### EXERCISE AIM
Say how many lines include "this", with no words around the number.

### DATA SHOWN
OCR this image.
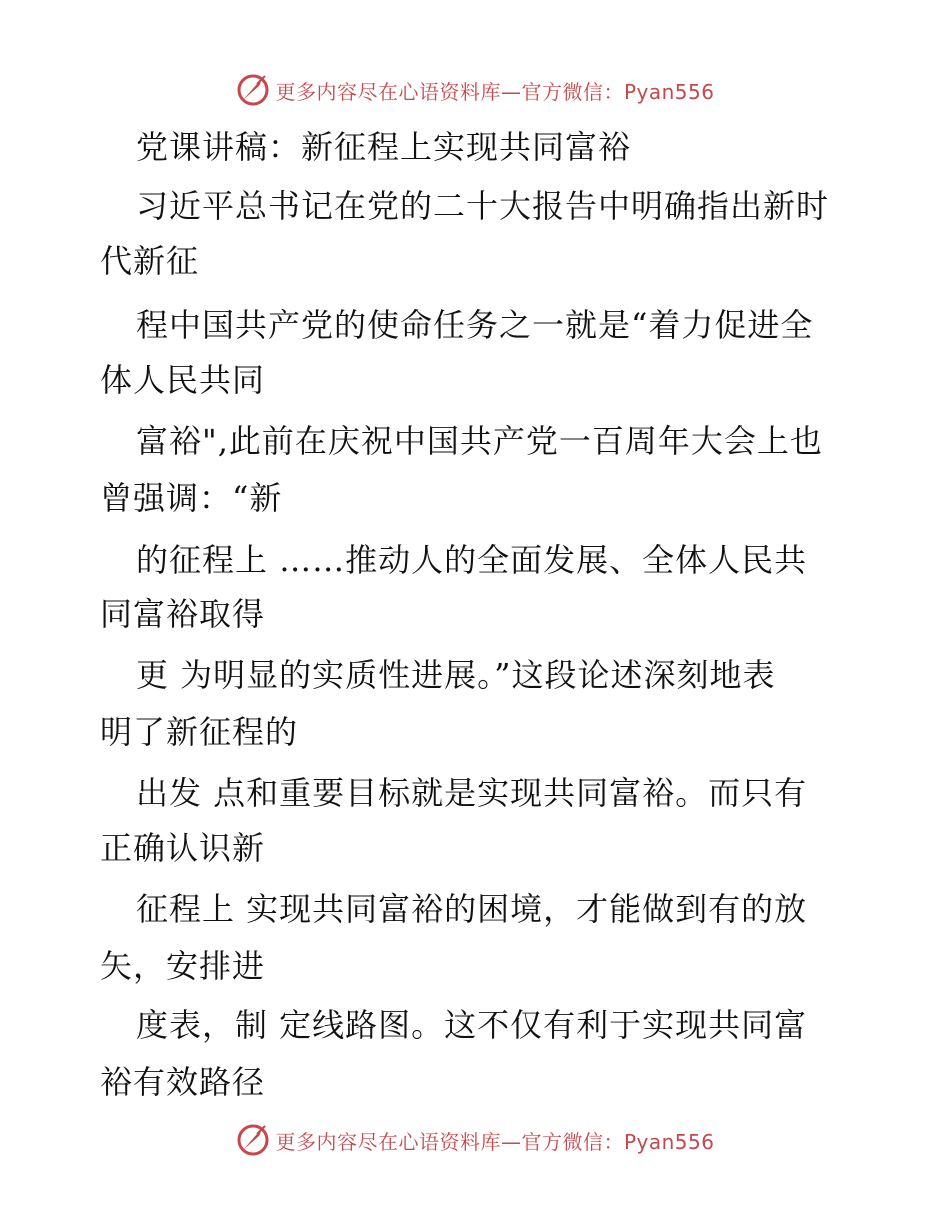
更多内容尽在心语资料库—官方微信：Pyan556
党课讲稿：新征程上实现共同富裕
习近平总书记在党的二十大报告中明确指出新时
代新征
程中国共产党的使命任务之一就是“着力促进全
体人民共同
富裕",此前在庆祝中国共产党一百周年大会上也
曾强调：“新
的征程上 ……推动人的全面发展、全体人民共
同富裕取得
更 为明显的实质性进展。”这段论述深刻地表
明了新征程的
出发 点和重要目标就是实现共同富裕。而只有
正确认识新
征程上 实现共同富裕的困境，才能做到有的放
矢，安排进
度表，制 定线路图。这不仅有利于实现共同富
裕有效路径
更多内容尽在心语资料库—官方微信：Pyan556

--

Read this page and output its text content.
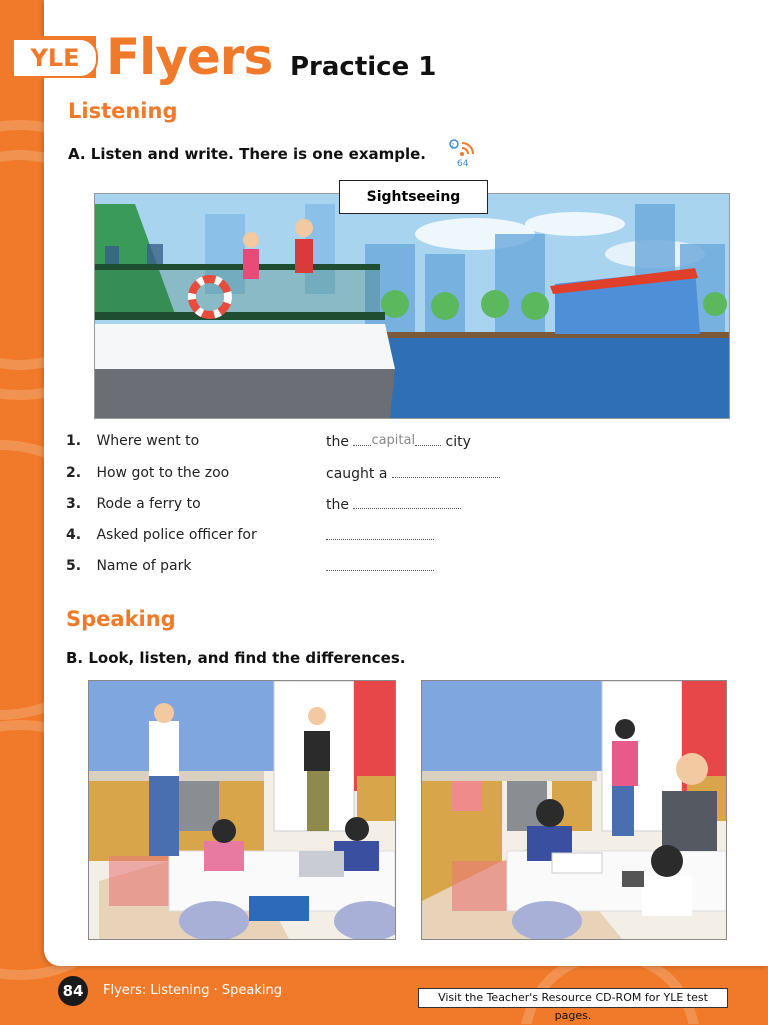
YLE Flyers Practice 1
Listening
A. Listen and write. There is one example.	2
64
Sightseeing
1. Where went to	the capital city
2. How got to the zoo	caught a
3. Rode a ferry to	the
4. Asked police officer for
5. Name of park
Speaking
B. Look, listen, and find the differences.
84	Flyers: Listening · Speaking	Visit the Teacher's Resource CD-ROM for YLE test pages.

### RIGHT ANSWER
2